◆ **What the exercise asks**:
Retype the records that come next, word for word.

◆ **Source material**:
════════════════

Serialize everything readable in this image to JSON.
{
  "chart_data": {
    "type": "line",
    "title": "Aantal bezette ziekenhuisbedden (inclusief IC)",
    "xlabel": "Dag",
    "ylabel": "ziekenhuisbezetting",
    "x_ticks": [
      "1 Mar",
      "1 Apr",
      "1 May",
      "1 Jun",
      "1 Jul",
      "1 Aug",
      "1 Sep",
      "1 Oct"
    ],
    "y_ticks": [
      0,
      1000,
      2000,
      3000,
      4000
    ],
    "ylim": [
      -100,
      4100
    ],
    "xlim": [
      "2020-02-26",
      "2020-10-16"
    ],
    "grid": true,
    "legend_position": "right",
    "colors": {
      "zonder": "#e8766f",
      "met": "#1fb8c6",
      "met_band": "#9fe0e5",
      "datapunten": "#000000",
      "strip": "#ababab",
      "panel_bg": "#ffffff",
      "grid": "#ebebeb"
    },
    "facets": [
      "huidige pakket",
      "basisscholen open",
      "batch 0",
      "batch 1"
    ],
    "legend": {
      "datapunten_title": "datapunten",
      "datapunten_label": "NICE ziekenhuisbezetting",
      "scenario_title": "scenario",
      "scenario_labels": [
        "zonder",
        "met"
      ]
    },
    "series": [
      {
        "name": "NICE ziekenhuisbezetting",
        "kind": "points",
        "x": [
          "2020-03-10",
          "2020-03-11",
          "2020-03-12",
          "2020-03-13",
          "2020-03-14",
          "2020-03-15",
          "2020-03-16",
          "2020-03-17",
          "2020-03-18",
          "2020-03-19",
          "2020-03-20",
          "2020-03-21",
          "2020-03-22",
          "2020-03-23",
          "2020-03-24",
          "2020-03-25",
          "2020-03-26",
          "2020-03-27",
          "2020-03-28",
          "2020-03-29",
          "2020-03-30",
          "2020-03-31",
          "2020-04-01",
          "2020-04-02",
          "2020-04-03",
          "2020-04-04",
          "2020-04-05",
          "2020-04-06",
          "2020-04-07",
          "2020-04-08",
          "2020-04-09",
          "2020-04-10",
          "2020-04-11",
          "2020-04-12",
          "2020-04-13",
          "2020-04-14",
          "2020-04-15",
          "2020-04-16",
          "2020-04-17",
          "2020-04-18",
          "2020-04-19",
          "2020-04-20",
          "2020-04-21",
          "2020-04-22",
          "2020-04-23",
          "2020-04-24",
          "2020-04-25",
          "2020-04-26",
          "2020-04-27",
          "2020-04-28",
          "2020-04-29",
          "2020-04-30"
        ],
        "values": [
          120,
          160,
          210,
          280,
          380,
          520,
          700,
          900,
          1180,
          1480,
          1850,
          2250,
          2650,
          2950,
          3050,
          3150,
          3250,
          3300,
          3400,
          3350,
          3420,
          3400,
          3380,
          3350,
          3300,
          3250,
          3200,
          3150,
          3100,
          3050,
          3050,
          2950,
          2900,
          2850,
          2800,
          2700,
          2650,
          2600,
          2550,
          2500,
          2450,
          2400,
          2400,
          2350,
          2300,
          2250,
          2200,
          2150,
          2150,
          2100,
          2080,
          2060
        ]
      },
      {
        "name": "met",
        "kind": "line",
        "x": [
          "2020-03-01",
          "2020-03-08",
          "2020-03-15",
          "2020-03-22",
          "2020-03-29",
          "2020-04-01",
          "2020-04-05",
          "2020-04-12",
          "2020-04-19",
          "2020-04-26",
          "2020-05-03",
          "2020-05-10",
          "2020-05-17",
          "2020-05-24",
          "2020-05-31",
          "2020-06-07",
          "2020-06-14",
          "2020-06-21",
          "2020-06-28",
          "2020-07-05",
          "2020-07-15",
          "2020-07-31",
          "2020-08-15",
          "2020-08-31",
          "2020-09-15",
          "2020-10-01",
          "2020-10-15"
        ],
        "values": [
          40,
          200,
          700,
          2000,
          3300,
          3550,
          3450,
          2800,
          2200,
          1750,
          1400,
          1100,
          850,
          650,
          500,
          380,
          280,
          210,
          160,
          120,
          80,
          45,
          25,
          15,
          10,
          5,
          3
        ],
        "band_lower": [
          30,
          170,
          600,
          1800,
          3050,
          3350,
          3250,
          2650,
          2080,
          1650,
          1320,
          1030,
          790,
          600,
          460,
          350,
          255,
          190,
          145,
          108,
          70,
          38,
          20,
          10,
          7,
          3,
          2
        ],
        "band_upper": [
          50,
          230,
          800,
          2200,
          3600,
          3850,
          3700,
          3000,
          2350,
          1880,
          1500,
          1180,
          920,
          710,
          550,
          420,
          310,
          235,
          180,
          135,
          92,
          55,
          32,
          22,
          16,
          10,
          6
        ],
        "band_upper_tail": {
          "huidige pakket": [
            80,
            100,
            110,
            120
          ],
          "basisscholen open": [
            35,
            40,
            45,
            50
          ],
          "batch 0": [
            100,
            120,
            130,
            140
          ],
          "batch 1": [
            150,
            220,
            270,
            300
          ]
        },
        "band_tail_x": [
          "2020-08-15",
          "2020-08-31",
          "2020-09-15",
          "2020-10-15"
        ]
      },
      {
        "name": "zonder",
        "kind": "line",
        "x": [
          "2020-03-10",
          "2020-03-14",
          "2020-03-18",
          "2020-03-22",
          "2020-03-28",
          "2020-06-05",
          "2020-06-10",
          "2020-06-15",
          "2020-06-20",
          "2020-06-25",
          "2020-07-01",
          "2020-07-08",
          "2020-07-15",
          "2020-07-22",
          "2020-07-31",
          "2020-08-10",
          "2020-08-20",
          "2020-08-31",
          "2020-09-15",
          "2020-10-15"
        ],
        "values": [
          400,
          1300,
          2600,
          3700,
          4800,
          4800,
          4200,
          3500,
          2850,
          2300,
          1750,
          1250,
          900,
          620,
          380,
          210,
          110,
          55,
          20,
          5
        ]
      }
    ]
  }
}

════════════════

◆ **Answer below**:
Serialize everything readable in this image to JSON.
{
  "chart_data": {
    "type": "line",
    "title": "Aantal bezette ziekenhuisbedden (inclusief IC)",
    "xlabel": "Dag",
    "ylabel": "ziekenhuisbezetting",
    "x_ticks": [
      "1 Mar",
      "1 Apr",
      "1 May",
      "1 Jun",
      "1 Jul",
      "1 Aug",
      "1 Sep",
      "1 Oct"
    ],
    "y_ticks": [
      0,
      1000,
      2000,
      3000,
      4000
    ],
    "ylim": [
      -100,
      4100
    ],
    "xlim": [
      "2020-02-26",
      "2020-10-16"
    ],
    "grid": true,
    "legend_position": "right",
    "colors": {
      "zonder": "#e8766f",
      "met": "#1fb8c6",
      "met_band": "#9fe0e5",
      "datapunten": "#000000",
      "strip": "#ababab",
      "panel_bg": "#ffffff",
      "grid": "#ebebeb"
    },
    "facets": [
      "huidige pakket",
      "basisscholen open",
      "batch 0",
      "batch 1"
    ],
    "legend": {
      "datapunten_title": "datapunten",
      "datapunten_label": "NICE ziekenhuisbezetting",
      "scenario_title": "scenario",
      "scenario_labels": [
        "zonder",
        "met"
      ]
    },
    "series": [
      {
        "name": "NICE ziekenhuisbezetting",
        "kind": "points",
        "x": [
          "2020-03-10",
          "2020-03-11",
          "2020-03-12",
          "2020-03-13",
          "2020-03-14",
          "2020-03-15",
          "2020-03-16",
          "2020-03-17",
          "2020-03-18",
          "2020-03-19",
          "2020-03-20",
          "2020-03-21",
          "2020-03-22",
          "2020-03-23",
          "2020-03-24",
          "2020-03-25",
          "2020-03-26",
          "2020-03-27",
          "2020-03-28",
          "2020-03-29",
          "2020-03-30",
          "2020-03-31",
          "2020-04-01",
          "2020-04-02",
          "2020-04-03",
          "2020-04-04",
          "2020-04-05",
          "2020-04-06",
          "2020-04-07",
          "2020-04-08",
          "2020-04-09",
          "2020-04-10",
          "2020-04-11",
          "2020-04-12",
          "2020-04-13",
          "2020-04-14",
          "2020-04-15",
          "2020-04-16",
          "2020-04-17",
          "2020-04-18",
          "2020-04-19",
          "2020-04-20",
          "2020-04-21",
          "2020-04-22",
          "2020-04-23",
          "2020-04-24",
          "2020-04-25",
          "2020-04-26",
          "2020-04-27",
          "2020-04-28",
          "2020-04-29",
          "2020-04-30"
        ],
        "values": [
          120,
          160,
          210,
          280,
          380,
          520,
          700,
          900,
          1180,
          1480,
          1850,
          2250,
          2650,
          2950,
          3050,
          3150,
          3250,
          3300,
          3400,
          3350,
          3420,
          3400,
          3380,
          3350,
          3300,
          3250,
          3200,
          3150,
          3100,
          3050,
          3050,
          2950,
          2900,
          2850,
          2800,
          2700,
          2650,
          2600,
          2550,
          2500,
          2450,
          2400,
          2400,
          2350,
          2300,
          2250,
          2200,
          2150,
          2150,
          2100,
          2080,
          2060
        ]
      },
      {
        "name": "met",
        "kind": "line",
        "x": [
          "2020-03-01",
          "2020-03-08",
          "2020-03-15",
          "2020-03-22",
          "2020-03-29",
          "2020-04-01",
          "2020-04-05",
          "2020-04-12",
          "2020-04-19",
          "2020-04-26",
          "2020-05-03",
          "2020-05-10",
          "2020-05-17",
          "2020-05-24",
          "2020-05-31",
          "2020-06-07",
          "2020-06-14",
          "2020-06-21",
          "2020-06-28",
          "2020-07-05",
          "2020-07-15",
          "2020-07-31",
          "2020-08-15",
          "2020-08-31",
          "2020-09-15",
          "2020-10-01",
          "2020-10-15"
        ],
        "values": [
          40,
          200,
          700,
          2000,
          3300,
          3550,
          3450,
          2800,
          2200,
          1750,
          1400,
          1100,
          850,
          650,
          500,
          380,
          280,
          210,
          160,
          120,
          80,
          45,
          25,
          15,
          10,
          5,
          3
        ],
        "band_lower": [
          30,
          170,
          600,
          1800,
          3050,
          3350,
          3250,
          2650,
          2080,
          1650,
          1320,
          1030,
          790,
          600,
          460,
          350,
          255,
          190,
          145,
          108,
          70,
          38,
          20,
          10,
          7,
          3,
          2
        ],
        "band_upper": [
          50,
          230,
          800,
          2200,
          3600,
          3850,
          3700,
          3000,
          2350,
          1880,
          1500,
          1180,
          920,
          710,
          550,
          420,
          310,
          235,
          180,
          135,
          92,
          55,
          32,
          22,
          16,
          10,
          6
        ],
        "band_upper_tail": {
          "huidige pakket": [
            80,
            100,
            110,
            120
          ],
          "basisscholen open": [
            35,
            40,
            45,
            50
          ],
          "batch 0": [
            100,
            120,
            130,
            140
          ],
          "batch 1": [
            150,
            220,
            270,
            300
          ]
        },
        "band_tail_x": [
          "2020-08-15",
          "2020-08-31",
          "2020-09-15",
          "2020-10-15"
        ]
      },
      {
        "name": "zonder",
        "kind": "line",
        "x": [
          "2020-03-10",
          "2020-03-14",
          "2020-03-18",
          "2020-03-22",
          "2020-03-28",
          "2020-06-05",
          "2020-06-10",
          "2020-06-15",
          "2020-06-20",
          "2020-06-25",
          "2020-07-01",
          "2020-07-08",
          "2020-07-15",
          "2020-07-22",
          "2020-07-31",
          "2020-08-10",
          "2020-08-20",
          "2020-08-31",
          "2020-09-15",
          "2020-10-15"
        ],
        "values": [
          400,
          1300,
          2600,
          3700,
          4800,
          4800,
          4200,
          3500,
          2850,
          2300,
          1750,
          1250,
          900,
          620,
          380,
          210,
          110,
          55,
          20,
          5
        ]
      }
    ]
  }
}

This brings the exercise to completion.